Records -
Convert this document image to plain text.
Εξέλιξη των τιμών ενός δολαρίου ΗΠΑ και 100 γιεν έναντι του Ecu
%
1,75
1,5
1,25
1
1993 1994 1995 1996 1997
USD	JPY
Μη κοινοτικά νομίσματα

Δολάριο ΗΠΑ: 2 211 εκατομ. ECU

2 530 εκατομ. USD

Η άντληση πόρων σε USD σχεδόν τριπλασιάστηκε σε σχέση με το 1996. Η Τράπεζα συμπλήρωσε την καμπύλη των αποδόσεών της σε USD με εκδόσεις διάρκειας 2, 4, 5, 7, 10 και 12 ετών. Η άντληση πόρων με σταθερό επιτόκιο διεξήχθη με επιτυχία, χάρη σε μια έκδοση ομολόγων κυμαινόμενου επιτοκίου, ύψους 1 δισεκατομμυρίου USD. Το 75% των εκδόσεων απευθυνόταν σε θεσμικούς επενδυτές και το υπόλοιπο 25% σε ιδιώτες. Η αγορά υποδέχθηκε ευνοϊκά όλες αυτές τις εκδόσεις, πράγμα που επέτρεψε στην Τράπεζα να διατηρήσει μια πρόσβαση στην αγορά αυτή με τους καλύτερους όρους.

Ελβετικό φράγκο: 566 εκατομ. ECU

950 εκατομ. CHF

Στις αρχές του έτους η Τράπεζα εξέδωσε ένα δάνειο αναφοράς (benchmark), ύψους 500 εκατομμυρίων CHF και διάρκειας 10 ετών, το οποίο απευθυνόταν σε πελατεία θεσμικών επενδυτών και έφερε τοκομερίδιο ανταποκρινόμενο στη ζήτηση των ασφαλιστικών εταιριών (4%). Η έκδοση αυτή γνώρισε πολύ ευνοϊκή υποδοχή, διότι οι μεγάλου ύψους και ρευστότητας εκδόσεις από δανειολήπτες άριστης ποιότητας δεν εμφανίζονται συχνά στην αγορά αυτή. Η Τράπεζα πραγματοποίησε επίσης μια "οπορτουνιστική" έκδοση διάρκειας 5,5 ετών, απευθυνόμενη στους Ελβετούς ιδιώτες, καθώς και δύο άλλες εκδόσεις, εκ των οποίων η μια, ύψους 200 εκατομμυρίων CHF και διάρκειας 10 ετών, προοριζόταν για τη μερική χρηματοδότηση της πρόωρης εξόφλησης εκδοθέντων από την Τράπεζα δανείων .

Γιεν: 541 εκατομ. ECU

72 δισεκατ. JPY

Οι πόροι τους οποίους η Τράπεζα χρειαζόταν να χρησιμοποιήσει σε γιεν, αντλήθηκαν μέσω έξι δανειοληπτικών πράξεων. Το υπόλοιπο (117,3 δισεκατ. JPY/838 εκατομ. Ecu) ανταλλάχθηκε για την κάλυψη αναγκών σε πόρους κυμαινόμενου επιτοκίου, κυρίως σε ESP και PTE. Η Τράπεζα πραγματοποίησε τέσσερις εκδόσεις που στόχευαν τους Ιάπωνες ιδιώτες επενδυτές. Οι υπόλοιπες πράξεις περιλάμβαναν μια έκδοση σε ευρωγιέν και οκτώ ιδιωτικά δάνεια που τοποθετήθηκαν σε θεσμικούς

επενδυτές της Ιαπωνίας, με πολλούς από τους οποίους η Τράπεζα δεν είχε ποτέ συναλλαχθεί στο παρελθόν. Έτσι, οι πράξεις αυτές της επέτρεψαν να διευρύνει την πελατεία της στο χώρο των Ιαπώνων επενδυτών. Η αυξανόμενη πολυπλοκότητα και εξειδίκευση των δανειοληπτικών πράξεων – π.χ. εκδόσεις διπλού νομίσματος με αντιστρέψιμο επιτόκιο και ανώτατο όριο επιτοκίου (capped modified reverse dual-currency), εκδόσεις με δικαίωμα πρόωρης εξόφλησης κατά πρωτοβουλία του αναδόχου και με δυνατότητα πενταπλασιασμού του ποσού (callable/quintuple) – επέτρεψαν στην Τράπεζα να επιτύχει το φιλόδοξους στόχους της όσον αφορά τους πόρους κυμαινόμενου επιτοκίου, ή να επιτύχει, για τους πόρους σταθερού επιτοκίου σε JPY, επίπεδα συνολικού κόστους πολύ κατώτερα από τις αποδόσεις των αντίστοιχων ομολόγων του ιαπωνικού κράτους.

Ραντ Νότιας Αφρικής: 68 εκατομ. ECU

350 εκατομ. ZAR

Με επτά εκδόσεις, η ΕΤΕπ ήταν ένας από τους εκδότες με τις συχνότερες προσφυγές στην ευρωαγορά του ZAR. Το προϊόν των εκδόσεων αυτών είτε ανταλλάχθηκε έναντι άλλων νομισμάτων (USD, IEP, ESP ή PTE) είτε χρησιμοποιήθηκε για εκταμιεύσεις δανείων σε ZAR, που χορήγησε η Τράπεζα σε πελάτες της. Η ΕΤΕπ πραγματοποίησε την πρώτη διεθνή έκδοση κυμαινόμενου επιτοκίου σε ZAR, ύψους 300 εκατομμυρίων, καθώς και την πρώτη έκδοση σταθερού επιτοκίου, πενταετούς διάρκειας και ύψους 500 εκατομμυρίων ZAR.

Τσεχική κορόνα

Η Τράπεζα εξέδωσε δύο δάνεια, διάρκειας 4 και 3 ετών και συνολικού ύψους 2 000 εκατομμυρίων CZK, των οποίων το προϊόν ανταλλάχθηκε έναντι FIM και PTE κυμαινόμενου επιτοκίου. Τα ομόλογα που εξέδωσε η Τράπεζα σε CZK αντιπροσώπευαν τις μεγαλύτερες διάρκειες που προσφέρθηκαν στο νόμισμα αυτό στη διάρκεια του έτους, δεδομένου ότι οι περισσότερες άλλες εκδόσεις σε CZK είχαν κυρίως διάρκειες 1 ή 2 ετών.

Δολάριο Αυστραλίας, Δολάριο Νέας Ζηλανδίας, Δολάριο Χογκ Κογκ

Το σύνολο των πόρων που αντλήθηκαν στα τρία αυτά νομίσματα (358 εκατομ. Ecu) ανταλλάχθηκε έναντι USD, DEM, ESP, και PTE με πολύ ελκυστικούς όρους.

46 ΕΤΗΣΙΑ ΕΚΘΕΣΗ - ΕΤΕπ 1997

GOAL -
Please output the entire listing exactly as it stands.

FULL ANSWER -
Convert this document image to plain text.
Εξέλιξη των τιμών ενός δολαρίου ΗΠΑ και 100 γιεν έναντι του Ecu
%
1,75
1,5
1,25
1
1993 1994 1995 1996 1997
USD	JPY
Μη κοινοτικά νομίσματα

Δολάριο ΗΠΑ: 2 211 εκατομ. ECU

2 530 εκατομ. USD

Η άντληση πόρων σε USD σχεδόν τριπλασιάστηκε σε σχέση με το 1996. Η Τράπεζα συμπλήρωσε την καμπύλη των αποδόσεών της σε USD με εκδόσεις διάρκειας 2, 4, 5, 7, 10 και 12 ετών. Η άντληση πόρων με σταθερό επιτόκιο διεξήχθη με επιτυχία, χάρη σε μια έκδοση ομολόγων κυμαινόμενου επιτοκίου, ύψους 1 δισεκατομμυρίου USD. Το 75% των εκδόσεων απευθυνόταν σε θεσμικούς επενδυτές και το υπόλοιπο 25% σε ιδιώτες. Η αγορά υποδέχθηκε ευνοϊκά όλες αυτές τις εκδόσεις, πράγμα που επέτρεψε στην Τράπεζα να διατηρήσει μια πρόσβαση στην αγορά αυτή με τους καλύτερους όρους.

Ελβετικό φράγκο: 566 εκατομ. ECU

950 εκατομ. CHF

Στις αρχές του έτους η Τράπεζα εξέδωσε ένα δάνειο αναφοράς (benchmark), ύψους 500 εκατομμυρίων CHF και διάρκειας 10 ετών, το οποίο απευθυνόταν σε πελατεία θεσμικών επενδυτών και έφερε τοκομερίδιο ανταποκρινόμενο στη ζήτηση των ασφαλιστικών εταιριών (4%). Η έκδοση αυτή γνώρισε πολύ ευνοϊκή υποδοχή, διότι οι μεγάλου ύψους και ρευστότητας εκδόσεις από δανειολήπτες άριστης ποιότητας δεν εμφανίζονται συχνά στην αγορά αυτή. Η Τράπεζα πραγματοποίησε επίσης μια "οπορτουνιστική" έκδοση διάρκειας 5,5 ετών, απευθυνόμενη στους Ελβετούς ιδιώτες, καθώς και δύο άλλες εκδόσεις, εκ των οποίων η μια, ύψους 200 εκατομμυρίων CHF και διάρκειας 10 ετών, προοριζόταν για τη μερική χρηματοδότηση της πρόωρης εξόφλησης εκδοθέντων από την Τράπεζα δανείων .

Γιεν: 541 εκατομ. ECU

72 δισεκατ. JPY

Οι πόροι τους οποίους η Τράπεζα χρειαζόταν να χρησιμοποιήσει σε γιεν, αντλήθηκαν μέσω έξι δανειοληπτικών πράξεων. Το υπόλοιπο (117,3 δισεκατ. JPY/838 εκατομ. Ecu) ανταλλάχθηκε για την κάλυψη αναγκών σε πόρους κυμαινόμενου επιτοκίου, κυρίως σε ESP και PTE. Η Τράπεζα πραγματοποίησε τέσσερις εκδόσεις που στόχευαν τους Ιάπωνες ιδιώτες επενδυτές. Οι υπόλοιπες πράξεις περιλάμβαναν μια έκδοση σε ευρωγιέν και οκτώ ιδιωτικά δάνεια που τοποθετήθηκαν σε θεσμικούς

επενδυτές της Ιαπωνίας, με πολλούς από τους οποίους η Τράπεζα δεν είχε ποτέ συναλλαχθεί στο παρελθόν. Έτσι, οι πράξεις αυτές της επέτρεψαν να διευρύνει την πελατεία της στο χώρο των Ιαπώνων επενδυτών. Η αυξανόμενη πολυπλοκότητα και εξειδίκευση των δανειοληπτικών πράξεων – π.χ. εκδόσεις διπλού νομίσματος με αντιστρέψιμο επιτόκιο και ανώτατο όριο επιτοκίου (capped modified reverse dual-currency), εκδόσεις με δικαίωμα πρόωρης εξόφλησης κατά πρωτοβουλία του αναδόχου και με δυνατότητα πενταπλασιασμού του ποσού (callable/quintuple) – επέτρεψαν στην Τράπεζα να επιτύχει το φιλόδοξους στόχους της όσον αφορά τους πόρους κυμαινόμενου επιτοκίου, ή να επιτύχει, για τους πόρους σταθερού επιτοκίου σε JPY, επίπεδα συνολικού κόστους πολύ κατώτερα από τις αποδόσεις των αντίστοιχων ομολόγων του ιαπωνικού κράτους.

Ραντ Νότιας Αφρικής: 68 εκατομ. ECU

350 εκατομ. ZAR

Με επτά εκδόσεις, η ΕΤΕπ ήταν ένας από τους εκδότες με τις συχνότερες προσφυγές στην ευρωαγορά του ZAR. Το προϊόν των εκδόσεων αυτών είτε ανταλλάχθηκε έναντι άλλων νομισμάτων (USD, IEP, ESP ή PTE) είτε χρησιμοποιήθηκε για εκταμιεύσεις δανείων σε ZAR, που χορήγησε η Τράπεζα σε πελάτες της. Η ΕΤΕπ πραγματοποίησε την πρώτη διεθνή έκδοση κυμαινόμενου επιτοκίου σε ZAR, ύψους 300 εκατομμυρίων, καθώς και την πρώτη έκδοση σταθερού επιτοκίου, πενταετούς διάρκειας και ύψους 500 εκατομμυρίων ZAR.

Τσεχική κορόνα

Η Τράπεζα εξέδωσε δύο δάνεια, διάρκειας 4 και 3 ετών και συνολικού ύψους 2 000 εκατομμυρίων CZK, των οποίων το προϊόν ανταλλάχθηκε έναντι FIM και PTE κυμαινόμενου επιτοκίου. Τα ομόλογα που εξέδωσε η Τράπεζα σε CZK αντιπροσώπευαν τις μεγαλύτερες διάρκειες που προσφέρθηκαν στο νόμισμα αυτό στη διάρκεια του έτους, δεδομένου ότι οι περισσότερες άλλες εκδόσεις σε CZK είχαν κυρίως διάρκειες 1 ή 2 ετών.

Δολάριο Αυστραλίας, Δολάριο Νέας Ζηλανδίας, Δολάριο Χογκ Κογκ

Το σύνολο των πόρων που αντλήθηκαν στα τρία αυτά νομίσματα (358 εκατομ. Ecu) ανταλλάχθηκε έναντι USD, DEM, ESP, και PTE με πολύ ελκυστικούς όρους.

46 ΕΤΗΣΙΑ ΕΚΘΕΣΗ - ΕΤΕπ 1997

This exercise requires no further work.